→ Set problem:
Isolate every line in the data with the string "Cristo" and copy it.

::: Input material :::

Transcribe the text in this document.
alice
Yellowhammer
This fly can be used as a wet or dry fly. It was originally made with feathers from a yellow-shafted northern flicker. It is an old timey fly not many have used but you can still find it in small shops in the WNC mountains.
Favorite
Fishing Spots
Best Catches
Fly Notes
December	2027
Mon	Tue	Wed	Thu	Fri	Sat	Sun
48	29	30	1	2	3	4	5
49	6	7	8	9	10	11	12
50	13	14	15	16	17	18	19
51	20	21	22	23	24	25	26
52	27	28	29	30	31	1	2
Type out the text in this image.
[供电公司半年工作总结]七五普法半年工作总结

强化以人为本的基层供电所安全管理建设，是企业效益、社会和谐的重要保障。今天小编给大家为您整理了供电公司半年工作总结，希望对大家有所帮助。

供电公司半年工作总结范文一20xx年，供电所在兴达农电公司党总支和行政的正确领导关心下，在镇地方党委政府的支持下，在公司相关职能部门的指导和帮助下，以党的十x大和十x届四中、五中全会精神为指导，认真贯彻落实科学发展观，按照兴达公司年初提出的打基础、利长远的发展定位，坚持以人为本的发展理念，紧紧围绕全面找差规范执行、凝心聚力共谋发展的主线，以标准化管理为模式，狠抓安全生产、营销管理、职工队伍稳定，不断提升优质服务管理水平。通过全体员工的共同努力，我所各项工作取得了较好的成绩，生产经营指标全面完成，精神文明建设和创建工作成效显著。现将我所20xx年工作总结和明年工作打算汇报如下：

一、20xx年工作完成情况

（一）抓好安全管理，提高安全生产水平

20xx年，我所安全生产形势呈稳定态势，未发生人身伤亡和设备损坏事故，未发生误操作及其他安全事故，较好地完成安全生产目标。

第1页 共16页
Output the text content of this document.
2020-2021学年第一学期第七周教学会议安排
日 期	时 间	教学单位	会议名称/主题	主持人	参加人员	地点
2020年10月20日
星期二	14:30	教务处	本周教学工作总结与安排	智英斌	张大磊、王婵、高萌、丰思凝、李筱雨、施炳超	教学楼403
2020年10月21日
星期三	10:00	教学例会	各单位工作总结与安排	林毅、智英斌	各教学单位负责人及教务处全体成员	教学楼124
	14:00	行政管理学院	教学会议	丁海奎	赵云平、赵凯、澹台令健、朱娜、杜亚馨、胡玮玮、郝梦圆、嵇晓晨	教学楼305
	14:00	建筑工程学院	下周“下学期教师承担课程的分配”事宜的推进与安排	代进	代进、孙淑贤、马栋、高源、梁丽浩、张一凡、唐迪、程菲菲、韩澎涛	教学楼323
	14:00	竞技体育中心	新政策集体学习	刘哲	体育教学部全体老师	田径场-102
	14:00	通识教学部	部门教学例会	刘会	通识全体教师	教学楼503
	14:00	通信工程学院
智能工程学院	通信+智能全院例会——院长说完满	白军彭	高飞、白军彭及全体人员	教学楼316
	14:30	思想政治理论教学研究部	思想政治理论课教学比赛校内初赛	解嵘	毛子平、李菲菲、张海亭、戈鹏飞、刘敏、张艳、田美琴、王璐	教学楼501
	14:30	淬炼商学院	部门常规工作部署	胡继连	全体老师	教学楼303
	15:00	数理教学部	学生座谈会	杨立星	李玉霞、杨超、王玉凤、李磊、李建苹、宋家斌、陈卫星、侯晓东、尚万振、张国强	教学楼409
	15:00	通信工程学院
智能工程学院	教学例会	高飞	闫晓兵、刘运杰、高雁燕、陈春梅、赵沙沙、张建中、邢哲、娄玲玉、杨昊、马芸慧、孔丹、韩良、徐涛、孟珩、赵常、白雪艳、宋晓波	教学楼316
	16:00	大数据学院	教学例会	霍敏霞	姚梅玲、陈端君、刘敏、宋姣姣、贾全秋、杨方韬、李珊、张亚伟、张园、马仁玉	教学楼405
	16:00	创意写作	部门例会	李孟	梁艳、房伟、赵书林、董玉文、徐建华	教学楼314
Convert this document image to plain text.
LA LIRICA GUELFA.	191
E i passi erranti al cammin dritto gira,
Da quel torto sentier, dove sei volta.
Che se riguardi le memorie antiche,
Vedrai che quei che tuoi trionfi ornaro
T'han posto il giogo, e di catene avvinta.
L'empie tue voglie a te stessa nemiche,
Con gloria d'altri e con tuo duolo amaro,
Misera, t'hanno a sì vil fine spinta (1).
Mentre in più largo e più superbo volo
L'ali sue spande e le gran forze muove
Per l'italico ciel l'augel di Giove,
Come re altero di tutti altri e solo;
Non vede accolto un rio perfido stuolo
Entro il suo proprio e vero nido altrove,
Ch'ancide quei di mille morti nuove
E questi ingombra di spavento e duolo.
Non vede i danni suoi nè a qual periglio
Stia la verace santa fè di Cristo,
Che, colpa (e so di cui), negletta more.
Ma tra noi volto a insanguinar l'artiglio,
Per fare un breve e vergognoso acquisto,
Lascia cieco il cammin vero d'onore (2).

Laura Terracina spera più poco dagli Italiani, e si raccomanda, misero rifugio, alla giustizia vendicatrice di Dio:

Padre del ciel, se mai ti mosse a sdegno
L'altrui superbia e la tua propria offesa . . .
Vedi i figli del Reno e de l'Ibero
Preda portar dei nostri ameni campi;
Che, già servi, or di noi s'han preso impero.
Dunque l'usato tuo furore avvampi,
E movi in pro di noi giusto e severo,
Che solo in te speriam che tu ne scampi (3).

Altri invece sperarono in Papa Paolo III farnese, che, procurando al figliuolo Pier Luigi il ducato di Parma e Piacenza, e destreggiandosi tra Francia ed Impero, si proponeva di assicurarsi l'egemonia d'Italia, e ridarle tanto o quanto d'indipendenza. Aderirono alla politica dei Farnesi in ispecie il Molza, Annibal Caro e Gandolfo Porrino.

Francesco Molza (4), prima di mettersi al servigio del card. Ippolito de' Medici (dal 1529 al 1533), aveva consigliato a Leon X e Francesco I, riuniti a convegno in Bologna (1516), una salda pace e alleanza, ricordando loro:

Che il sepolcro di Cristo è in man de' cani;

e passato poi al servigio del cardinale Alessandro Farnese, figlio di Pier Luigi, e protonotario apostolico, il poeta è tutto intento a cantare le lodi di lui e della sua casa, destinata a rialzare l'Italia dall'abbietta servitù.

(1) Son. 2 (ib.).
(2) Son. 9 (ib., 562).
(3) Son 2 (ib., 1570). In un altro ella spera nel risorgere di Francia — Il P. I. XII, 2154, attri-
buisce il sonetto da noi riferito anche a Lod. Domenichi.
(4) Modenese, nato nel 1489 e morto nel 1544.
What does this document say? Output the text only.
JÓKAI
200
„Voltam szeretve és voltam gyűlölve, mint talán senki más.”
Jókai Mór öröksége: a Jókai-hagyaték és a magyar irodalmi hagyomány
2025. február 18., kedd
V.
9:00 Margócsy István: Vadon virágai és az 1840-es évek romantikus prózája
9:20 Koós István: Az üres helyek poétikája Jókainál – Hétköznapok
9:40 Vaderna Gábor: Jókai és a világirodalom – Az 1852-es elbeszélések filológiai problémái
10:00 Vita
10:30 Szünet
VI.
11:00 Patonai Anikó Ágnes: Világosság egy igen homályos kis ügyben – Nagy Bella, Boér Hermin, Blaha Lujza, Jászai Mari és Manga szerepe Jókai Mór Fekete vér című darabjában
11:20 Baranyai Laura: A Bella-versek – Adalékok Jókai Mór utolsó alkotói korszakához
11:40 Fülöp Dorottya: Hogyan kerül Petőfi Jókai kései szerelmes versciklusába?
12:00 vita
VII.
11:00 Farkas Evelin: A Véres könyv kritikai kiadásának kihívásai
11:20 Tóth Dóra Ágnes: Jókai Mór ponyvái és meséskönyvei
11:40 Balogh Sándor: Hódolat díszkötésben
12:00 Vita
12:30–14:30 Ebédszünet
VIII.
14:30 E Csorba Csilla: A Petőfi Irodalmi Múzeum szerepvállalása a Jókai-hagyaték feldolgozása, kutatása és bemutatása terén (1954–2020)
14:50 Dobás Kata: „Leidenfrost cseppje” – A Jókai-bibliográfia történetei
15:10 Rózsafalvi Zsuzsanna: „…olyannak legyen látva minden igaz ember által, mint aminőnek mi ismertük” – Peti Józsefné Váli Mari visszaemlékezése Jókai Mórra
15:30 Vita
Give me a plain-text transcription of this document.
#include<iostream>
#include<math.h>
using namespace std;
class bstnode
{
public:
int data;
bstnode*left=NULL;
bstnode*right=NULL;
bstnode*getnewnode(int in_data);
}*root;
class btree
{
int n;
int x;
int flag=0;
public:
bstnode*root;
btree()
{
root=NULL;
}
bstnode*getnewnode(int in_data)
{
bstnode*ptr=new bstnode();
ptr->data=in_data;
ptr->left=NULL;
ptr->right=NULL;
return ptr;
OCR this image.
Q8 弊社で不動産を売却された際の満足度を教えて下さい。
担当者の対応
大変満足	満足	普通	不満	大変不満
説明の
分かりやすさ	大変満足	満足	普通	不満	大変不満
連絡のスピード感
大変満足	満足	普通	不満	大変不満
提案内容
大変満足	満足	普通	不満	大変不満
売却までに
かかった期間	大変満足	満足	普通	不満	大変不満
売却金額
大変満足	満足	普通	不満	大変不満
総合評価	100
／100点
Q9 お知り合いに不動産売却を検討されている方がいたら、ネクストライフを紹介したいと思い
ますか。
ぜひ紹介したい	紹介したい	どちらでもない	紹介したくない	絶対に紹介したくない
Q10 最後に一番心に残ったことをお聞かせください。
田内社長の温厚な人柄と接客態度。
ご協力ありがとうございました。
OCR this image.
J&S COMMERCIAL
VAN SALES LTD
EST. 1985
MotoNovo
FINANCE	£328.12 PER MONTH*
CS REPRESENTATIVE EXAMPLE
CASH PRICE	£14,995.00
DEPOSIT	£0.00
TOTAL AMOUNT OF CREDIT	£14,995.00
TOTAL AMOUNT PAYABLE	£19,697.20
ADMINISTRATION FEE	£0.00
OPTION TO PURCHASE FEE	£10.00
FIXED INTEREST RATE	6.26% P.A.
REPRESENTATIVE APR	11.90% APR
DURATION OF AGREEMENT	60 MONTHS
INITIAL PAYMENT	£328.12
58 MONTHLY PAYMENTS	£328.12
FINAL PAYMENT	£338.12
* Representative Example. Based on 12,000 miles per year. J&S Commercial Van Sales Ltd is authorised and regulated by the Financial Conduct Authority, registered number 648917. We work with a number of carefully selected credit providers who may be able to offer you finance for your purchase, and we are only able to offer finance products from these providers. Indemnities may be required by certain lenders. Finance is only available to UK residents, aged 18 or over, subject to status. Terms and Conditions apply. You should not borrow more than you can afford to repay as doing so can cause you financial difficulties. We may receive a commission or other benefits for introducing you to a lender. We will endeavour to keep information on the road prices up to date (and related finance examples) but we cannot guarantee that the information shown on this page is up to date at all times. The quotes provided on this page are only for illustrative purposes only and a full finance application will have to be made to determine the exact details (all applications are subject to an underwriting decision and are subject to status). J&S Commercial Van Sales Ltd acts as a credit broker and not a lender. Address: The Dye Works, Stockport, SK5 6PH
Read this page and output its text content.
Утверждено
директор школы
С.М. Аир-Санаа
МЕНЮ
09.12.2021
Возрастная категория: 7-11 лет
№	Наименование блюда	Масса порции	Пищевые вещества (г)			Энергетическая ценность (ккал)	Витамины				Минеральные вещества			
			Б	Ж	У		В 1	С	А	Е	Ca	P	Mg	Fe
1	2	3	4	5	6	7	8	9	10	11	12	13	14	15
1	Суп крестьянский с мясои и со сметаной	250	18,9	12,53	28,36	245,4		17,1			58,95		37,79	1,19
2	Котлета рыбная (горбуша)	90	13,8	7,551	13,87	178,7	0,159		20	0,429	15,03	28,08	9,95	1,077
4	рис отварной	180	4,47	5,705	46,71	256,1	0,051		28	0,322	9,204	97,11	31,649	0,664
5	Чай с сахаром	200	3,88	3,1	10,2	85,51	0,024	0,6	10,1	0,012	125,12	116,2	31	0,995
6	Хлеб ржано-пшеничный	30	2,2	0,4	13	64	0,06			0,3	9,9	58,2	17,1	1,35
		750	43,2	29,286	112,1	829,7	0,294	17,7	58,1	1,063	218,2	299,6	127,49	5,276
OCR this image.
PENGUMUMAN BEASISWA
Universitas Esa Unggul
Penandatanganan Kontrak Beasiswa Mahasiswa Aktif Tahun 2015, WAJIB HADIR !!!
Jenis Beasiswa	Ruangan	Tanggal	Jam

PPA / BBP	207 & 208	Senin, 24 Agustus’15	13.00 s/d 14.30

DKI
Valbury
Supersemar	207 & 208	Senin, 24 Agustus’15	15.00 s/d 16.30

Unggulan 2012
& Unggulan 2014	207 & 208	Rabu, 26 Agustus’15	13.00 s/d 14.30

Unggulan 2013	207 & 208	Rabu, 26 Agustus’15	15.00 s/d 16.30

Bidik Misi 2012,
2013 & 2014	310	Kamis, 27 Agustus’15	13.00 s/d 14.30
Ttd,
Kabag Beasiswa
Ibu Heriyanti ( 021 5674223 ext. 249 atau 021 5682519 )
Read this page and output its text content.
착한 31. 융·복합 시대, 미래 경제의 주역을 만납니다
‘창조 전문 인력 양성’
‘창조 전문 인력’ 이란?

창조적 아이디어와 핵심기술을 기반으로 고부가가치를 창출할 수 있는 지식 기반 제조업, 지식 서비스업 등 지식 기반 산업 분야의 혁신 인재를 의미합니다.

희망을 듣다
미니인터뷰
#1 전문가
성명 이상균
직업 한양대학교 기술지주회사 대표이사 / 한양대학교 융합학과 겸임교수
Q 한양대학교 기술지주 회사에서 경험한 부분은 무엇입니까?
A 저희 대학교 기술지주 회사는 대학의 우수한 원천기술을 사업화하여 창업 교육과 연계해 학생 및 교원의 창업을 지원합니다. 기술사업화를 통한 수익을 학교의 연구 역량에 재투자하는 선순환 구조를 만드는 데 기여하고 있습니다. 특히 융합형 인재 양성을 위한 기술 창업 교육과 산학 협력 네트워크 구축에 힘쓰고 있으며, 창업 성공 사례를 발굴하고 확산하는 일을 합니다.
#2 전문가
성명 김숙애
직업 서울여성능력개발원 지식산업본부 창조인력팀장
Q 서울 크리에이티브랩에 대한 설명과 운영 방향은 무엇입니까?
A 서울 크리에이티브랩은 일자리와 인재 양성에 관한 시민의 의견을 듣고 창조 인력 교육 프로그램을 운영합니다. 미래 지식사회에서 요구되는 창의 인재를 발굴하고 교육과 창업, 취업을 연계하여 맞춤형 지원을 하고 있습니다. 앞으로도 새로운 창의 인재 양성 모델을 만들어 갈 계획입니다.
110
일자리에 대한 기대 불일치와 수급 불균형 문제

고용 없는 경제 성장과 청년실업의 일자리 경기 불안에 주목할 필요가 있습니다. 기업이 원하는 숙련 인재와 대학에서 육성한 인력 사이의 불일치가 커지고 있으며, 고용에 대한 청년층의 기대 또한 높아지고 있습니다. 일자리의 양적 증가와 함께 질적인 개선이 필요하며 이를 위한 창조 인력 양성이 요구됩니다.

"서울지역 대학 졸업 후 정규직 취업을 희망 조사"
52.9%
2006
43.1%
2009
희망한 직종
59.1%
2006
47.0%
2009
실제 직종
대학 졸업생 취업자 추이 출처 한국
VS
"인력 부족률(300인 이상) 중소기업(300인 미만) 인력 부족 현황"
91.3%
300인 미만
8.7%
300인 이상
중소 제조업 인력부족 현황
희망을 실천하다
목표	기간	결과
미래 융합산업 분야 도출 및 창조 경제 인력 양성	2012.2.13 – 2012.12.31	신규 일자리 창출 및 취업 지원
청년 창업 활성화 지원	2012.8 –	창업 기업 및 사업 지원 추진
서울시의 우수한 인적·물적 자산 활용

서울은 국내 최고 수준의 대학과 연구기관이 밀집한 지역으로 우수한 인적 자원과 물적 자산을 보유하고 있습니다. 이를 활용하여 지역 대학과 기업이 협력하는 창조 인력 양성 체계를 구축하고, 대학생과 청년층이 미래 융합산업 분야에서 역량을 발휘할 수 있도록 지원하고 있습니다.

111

:::

→ Answer for the task:
Stia la verace santa fè di Cristo,
Che il sepolcro di Cristo è in man de' cani;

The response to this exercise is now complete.